(Requirement):
Output the line that contains "Output a JSON" and every line after it to the end of the entries, with nothing added or left out.

---------- Data provided

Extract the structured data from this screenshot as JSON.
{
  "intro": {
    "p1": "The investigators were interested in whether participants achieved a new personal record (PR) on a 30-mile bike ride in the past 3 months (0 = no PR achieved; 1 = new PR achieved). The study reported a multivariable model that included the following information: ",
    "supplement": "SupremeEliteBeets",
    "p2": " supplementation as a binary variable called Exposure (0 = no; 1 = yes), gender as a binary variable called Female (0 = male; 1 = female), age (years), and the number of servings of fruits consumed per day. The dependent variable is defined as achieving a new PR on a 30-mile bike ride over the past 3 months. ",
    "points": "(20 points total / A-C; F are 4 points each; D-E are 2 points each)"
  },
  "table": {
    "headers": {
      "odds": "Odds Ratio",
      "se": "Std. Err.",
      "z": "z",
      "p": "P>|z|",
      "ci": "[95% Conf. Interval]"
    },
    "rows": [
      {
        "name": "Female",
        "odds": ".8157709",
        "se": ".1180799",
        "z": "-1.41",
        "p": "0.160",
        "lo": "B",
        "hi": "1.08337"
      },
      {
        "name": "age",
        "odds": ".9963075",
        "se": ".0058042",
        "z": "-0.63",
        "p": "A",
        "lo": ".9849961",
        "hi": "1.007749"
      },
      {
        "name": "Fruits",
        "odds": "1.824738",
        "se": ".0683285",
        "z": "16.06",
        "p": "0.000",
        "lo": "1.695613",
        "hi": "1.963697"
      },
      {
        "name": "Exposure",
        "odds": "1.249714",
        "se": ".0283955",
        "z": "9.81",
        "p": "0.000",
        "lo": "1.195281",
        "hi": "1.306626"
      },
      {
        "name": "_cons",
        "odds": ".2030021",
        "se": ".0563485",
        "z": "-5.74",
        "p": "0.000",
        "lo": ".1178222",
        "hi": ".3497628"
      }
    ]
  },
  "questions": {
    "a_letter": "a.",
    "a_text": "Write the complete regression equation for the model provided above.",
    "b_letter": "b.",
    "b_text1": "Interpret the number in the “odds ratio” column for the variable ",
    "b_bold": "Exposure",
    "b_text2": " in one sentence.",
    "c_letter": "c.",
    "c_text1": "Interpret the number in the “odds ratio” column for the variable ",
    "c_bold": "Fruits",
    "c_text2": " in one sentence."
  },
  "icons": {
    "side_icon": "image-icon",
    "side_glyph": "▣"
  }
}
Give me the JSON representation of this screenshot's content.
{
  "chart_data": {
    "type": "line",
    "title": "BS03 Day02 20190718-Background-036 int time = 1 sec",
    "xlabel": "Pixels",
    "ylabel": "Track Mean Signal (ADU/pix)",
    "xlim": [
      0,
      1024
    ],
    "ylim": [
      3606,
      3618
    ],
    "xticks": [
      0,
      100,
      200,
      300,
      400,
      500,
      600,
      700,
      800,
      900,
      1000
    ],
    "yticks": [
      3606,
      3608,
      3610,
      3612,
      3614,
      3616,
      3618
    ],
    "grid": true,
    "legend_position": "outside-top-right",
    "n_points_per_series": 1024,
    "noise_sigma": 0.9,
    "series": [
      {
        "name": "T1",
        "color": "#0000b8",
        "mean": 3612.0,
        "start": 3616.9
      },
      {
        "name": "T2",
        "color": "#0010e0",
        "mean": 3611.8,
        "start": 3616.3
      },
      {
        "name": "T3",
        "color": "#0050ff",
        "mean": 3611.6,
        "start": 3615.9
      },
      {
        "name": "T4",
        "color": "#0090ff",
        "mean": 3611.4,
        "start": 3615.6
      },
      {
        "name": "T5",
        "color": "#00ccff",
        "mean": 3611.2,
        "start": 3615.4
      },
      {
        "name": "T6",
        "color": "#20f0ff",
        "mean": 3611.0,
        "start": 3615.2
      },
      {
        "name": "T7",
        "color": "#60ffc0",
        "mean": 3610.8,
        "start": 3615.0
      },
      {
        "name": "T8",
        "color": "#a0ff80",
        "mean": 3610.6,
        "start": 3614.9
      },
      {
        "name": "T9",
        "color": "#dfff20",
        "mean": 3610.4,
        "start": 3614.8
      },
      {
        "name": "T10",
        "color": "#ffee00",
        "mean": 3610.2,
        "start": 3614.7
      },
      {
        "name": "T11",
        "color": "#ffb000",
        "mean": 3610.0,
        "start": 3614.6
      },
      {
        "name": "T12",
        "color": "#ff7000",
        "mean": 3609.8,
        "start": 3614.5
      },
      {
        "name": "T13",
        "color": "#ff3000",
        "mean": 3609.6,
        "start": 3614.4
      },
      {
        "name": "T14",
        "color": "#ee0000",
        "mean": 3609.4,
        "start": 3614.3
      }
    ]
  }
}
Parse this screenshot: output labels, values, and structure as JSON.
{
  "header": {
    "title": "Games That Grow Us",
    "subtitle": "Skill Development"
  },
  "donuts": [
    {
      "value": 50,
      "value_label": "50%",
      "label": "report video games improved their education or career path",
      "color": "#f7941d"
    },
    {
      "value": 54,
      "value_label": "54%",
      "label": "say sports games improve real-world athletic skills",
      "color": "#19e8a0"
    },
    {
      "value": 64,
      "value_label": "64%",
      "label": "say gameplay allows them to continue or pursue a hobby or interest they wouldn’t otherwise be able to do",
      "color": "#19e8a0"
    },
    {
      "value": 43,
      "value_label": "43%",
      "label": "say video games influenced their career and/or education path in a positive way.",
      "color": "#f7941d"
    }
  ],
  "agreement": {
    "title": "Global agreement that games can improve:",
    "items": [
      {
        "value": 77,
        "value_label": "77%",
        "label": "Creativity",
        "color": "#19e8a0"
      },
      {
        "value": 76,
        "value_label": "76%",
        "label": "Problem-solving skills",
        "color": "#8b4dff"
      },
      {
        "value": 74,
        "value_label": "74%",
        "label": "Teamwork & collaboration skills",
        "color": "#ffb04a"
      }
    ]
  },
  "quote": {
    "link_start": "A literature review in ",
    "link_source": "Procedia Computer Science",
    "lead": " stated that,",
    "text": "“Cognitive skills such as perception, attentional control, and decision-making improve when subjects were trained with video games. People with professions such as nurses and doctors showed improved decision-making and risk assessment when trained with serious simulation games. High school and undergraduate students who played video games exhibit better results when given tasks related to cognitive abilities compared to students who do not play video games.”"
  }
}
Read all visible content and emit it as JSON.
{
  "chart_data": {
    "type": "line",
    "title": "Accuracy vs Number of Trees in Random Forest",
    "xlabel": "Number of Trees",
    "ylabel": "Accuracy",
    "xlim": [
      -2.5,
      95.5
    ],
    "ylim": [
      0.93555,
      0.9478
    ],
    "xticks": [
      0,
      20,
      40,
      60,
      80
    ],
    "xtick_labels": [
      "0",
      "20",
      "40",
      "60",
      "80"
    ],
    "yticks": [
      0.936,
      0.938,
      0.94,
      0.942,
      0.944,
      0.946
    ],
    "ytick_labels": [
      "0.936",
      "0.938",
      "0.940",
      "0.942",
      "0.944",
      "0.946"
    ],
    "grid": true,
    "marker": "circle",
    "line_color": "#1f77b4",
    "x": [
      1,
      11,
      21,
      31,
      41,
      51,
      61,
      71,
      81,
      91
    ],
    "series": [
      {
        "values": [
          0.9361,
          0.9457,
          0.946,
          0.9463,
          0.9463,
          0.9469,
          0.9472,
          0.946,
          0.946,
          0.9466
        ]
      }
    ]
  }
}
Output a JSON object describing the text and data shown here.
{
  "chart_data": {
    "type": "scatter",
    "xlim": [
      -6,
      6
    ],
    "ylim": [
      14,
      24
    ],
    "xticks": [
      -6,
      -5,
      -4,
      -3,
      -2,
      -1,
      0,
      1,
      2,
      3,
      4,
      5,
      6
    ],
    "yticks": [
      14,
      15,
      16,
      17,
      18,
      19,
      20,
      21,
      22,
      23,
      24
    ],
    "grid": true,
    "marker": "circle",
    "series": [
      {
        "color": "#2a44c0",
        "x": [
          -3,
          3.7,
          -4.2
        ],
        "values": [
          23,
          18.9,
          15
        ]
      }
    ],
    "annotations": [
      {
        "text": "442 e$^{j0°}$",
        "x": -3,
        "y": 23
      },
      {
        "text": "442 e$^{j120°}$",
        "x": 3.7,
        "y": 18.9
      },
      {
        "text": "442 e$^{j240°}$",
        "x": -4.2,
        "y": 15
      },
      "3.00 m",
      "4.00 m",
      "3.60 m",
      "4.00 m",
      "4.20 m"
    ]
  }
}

--------------------

(Right answer):
Output a JSON object describing the text and data shown here.
{
  "chart_data": {
    "type": "scatter",
    "xlim": [
      -6,
      6
    ],
    "ylim": [
      14,
      24
    ],
    "xticks": [
      -6,
      -5,
      -4,
      -3,
      -2,
      -1,
      0,
      1,
      2,
      3,
      4,
      5,
      6
    ],
    "yticks": [
      14,
      15,
      16,
      17,
      18,
      19,
      20,
      21,
      22,
      23,
      24
    ],
    "grid": true,
    "marker": "circle",
    "series": [
      {
        "color": "#2a44c0",
        "x": [
          -3,
          3.7,
          -4.2
        ],
        "values": [
          23,
          18.9,
          15
        ]
      }
    ],
    "annotations": [
      {
        "text": "442 e$^{j0°}$",
        "x": -3,
        "y": 23
      },
      {
        "text": "442 e$^{j120°}$",
        "x": 3.7,
        "y": 18.9
      },
      {
        "text": "442 e$^{j240°}$",
        "x": -4.2,
        "y": 15
      },
      "3.00 m",
      "4.00 m",
      "3.60 m",
      "4.00 m",
      "4.20 m"
    ]
  }
}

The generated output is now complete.